Material for this task:
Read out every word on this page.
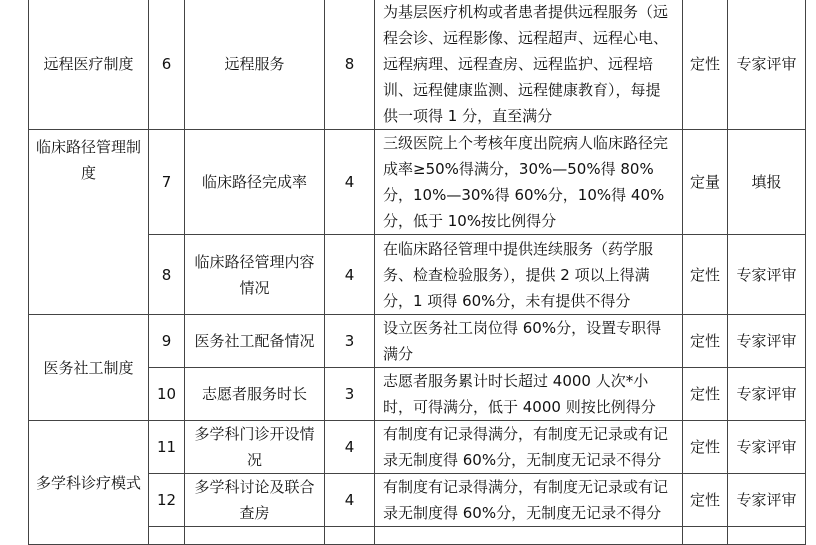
远程医疗制度	6	远程服务	8	为基层医疗机构或者患者提供远程服务（远程会诊、远程影像、远程超声、远程心电、远程病理、远程查房、远程监护、远程培训、远程健康监测、远程健康教育），每提供一项得 1 分，直至满分	定性	专家评审
临床路径管理制度	7	临床路径完成率	4	三级医院上个考核年度出院病人临床路径完成率≥50%得满分，30%—50%得 80%分，10%—30%得 60%分，10%得 40%分，低于 10%按比例得分	定量	填报
	8	临床路径管理内容情况	4	在临床路径管理中提供连续服务（药学服务、检查检验服务），提供 2 项以上得满分，1 项得 60%分，未有提供不得分	定性	专家评审
医务社工制度	9	医务社工配备情况	3	设立医务社工岗位得 60%分，设置专职得满分	定性	专家评审
	10	志愿者服务时长	3	志愿者服务累计时长超过 4000 人次*小时，可得满分，低于 4000 则按比例得分	定性	专家评审
多学科诊疗模式	11	多学科门诊开设情况	4	有制度有记录得满分，有制度无记录或有记录无制度得 60%分，无制度无记录不得分	定性	专家评审
	12	多学科讨论及联合查房	4	有制度有记录得满分，有制度无记录或有记录无制度得 60%分，无制度无记录不得分	定性	专家评审
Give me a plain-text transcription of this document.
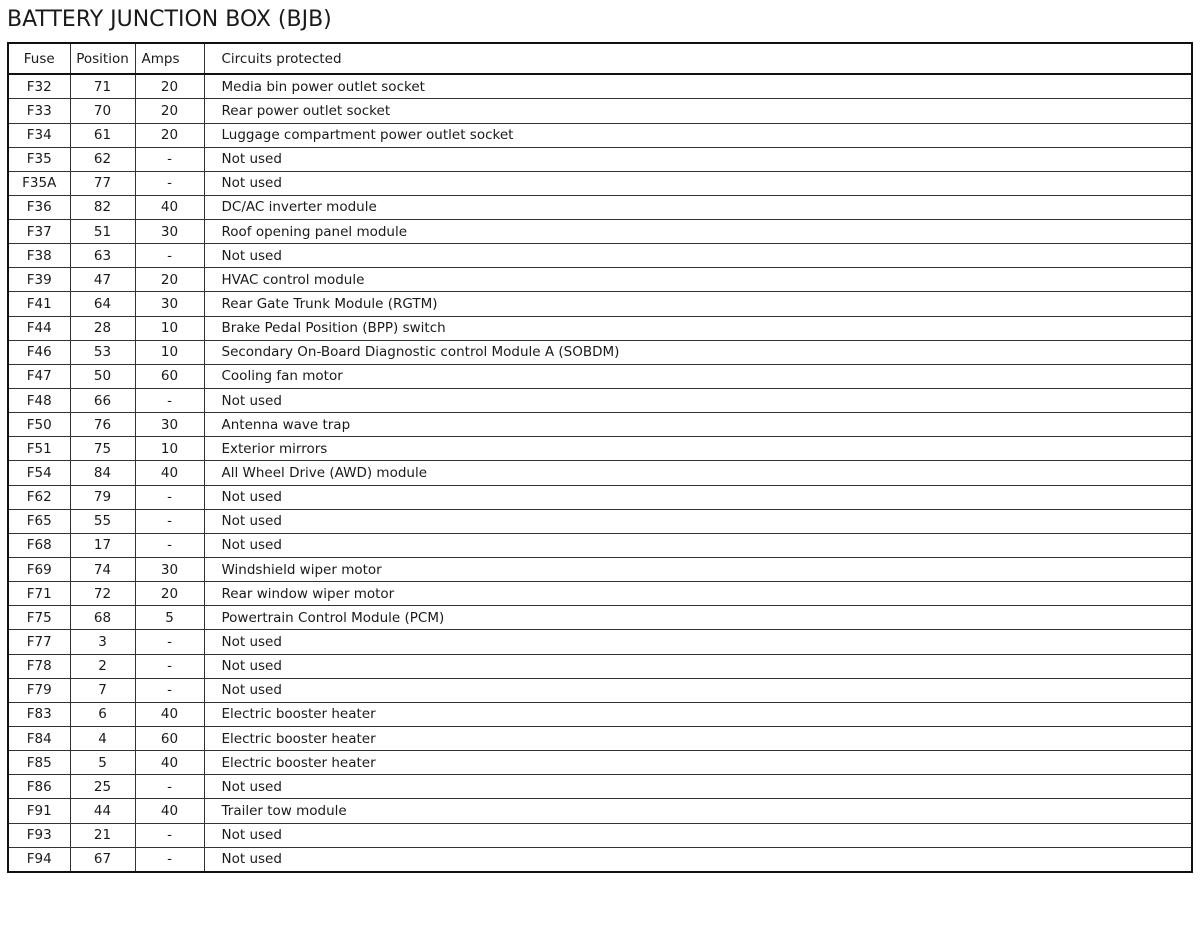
BATTERY JUNCTION BOX (BJB)
Fuse	Position	Amps	Circuits protected
F32	71	20	Media bin power outlet socket
F33	70	20	Rear power outlet socket
F34	61	20	Luggage compartment power outlet socket
F35	62	-	Not used
F35A	77	-	Not used
F36	82	40	DC/AC inverter module
F37	51	30	Roof opening panel module
F38	63	-	Not used
F39	47	20	HVAC control module
F41	64	30	Rear Gate Trunk Module (RGTM)
F44	28	10	Brake Pedal Position (BPP) switch
F46	53	10	Secondary On-Board Diagnostic control Module A (SOBDM)
F47	50	60	Cooling fan motor
F48	66	-	Not used
F50	76	30	Antenna wave trap
F51	75	10	Exterior mirrors
F54	84	40	All Wheel Drive (AWD) module
F62	79	-	Not used
F65	55	-	Not used
F68	17	-	Not used
F69	74	30	Windshield wiper motor
F71	72	20	Rear window wiper motor
F75	68	5	Powertrain Control Module (PCM)
F77	3	-	Not used
F78	2	-	Not used
F79	7	-	Not used
F83	6	40	Electric booster heater
F84	4	60	Electric booster heater
F85	5	40	Electric booster heater
F86	25	-	Not used
F91	44	40	Trailer tow module
F93	21	-	Not used
F94	67	-	Not used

Exercise: Copy the material above exactly and drop the pictures.

Exercise answer:
Read out every word on this page.
远程医疗制度	6	远程服务	8	为基层医疗机构或者患者提供远程服务（远程会诊、远程影像、远程超声、远程心电、远程病理、远程查房、远程监护、远程培训、远程健康监测、远程健康教育），每提供一项得 1 分，直至满分	定性	专家评审
临床路径管理制度	7	临床路径完成率	4	三级医院上个考核年度出院病人临床路径完成率≥50%得满分，30%—50%得 80%分，10%—30%得 60%分，10%得 40%分，低于 10%按比例得分	定量	填报
	8	临床路径管理内容情况	4	在临床路径管理中提供连续服务（药学服务、检查检验服务），提供 2 项以上得满分，1 项得 60%分，未有提供不得分	定性	专家评审
医务社工制度	9	医务社工配备情况	3	设立医务社工岗位得 60%分，设置专职得满分	定性	专家评审
	10	志愿者服务时长	3	志愿者服务累计时长超过 4000 人次*小时，可得满分，低于 4000 则按比例得分	定性	专家评审
多学科诊疗模式	11	多学科门诊开设情况	4	有制度有记录得满分，有制度无记录或有记录无制度得 60%分，无制度无记录不得分	定性	专家评审
	12	多学科讨论及联合查房	4	有制度有记录得满分，有制度无记录或有记录无制度得 60%分，无制度无记录不得分	定性	专家评审
Give me a plain-text transcription of this document.
BATTERY JUNCTION BOX (BJB)
Fuse	Position	Amps	Circuits protected
F32	71	20	Media bin power outlet socket
F33	70	20	Rear power outlet socket
F34	61	20	Luggage compartment power outlet socket
F35	62	-	Not used
F35A	77	-	Not used
F36	82	40	DC/AC inverter module
F37	51	30	Roof opening panel module
F38	63	-	Not used
F39	47	20	HVAC control module
F41	64	30	Rear Gate Trunk Module (RGTM)
F44	28	10	Brake Pedal Position (BPP) switch
F46	53	10	Secondary On-Board Diagnostic control Module A (SOBDM)
F47	50	60	Cooling fan motor
F48	66	-	Not used
F50	76	30	Antenna wave trap
F51	75	10	Exterior mirrors
F54	84	40	All Wheel Drive (AWD) module
F62	79	-	Not used
F65	55	-	Not used
F68	17	-	Not used
F69	74	30	Windshield wiper motor
F71	72	20	Rear window wiper motor
F75	68	5	Powertrain Control Module (PCM)
F77	3	-	Not used
F78	2	-	Not used
F79	7	-	Not used
F83	6	40	Electric booster heater
F84	4	60	Electric booster heater
F85	5	40	Electric booster heater
F86	25	-	Not used
F91	44	40	Trailer tow module
F93	21	-	Not used
F94	67	-	Not used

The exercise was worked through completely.